* _To do_
Copy all lines that contain the word "phase".
[Input records start]
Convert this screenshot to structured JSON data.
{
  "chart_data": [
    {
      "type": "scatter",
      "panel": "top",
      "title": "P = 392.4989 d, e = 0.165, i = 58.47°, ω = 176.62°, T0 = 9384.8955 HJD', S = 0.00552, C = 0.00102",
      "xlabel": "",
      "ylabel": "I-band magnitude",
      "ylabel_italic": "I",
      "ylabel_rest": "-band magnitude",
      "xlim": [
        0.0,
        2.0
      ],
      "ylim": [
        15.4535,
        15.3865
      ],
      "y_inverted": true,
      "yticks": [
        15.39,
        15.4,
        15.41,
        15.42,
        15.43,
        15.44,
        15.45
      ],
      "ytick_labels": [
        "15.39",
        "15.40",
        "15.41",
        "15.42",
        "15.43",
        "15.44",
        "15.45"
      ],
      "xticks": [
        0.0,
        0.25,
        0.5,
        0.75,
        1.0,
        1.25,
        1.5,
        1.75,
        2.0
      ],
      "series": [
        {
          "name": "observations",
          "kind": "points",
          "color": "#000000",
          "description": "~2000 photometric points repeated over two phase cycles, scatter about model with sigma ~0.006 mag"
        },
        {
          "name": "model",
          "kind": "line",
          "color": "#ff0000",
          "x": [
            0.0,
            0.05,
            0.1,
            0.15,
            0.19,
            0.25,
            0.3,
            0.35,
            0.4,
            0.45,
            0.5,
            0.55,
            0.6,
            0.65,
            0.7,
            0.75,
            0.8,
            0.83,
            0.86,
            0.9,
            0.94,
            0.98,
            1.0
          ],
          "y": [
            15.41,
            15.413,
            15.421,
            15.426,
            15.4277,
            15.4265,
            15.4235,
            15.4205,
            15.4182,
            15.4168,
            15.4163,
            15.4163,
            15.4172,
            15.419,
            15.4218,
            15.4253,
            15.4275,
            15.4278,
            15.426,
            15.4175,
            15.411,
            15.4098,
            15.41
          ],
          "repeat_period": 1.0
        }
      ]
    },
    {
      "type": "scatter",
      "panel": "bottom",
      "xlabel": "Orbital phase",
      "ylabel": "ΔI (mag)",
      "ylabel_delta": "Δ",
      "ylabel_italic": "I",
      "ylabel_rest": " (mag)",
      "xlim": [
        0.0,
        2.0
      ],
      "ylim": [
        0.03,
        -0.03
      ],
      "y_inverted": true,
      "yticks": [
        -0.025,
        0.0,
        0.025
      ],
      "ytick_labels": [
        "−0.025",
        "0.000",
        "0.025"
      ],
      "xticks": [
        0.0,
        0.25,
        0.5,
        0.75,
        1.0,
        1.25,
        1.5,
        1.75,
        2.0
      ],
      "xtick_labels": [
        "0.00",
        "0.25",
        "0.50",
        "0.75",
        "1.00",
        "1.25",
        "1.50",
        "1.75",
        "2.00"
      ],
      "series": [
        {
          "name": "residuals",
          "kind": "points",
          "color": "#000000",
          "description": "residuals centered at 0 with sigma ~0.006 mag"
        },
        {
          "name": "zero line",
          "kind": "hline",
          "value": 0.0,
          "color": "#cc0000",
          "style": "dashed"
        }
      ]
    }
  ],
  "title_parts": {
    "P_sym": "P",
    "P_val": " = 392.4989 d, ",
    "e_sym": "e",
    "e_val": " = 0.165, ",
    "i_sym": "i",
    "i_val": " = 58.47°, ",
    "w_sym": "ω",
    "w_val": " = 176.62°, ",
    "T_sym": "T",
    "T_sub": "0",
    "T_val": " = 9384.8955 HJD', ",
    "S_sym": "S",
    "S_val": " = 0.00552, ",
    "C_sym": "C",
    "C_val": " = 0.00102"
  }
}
[Input records end]
* _Solution to this task_
          "description": "~2000 photometric points repeated over two phase cycles, scatter about model with sigma ~0.006 mag"
      "xlabel": "Orbital phase",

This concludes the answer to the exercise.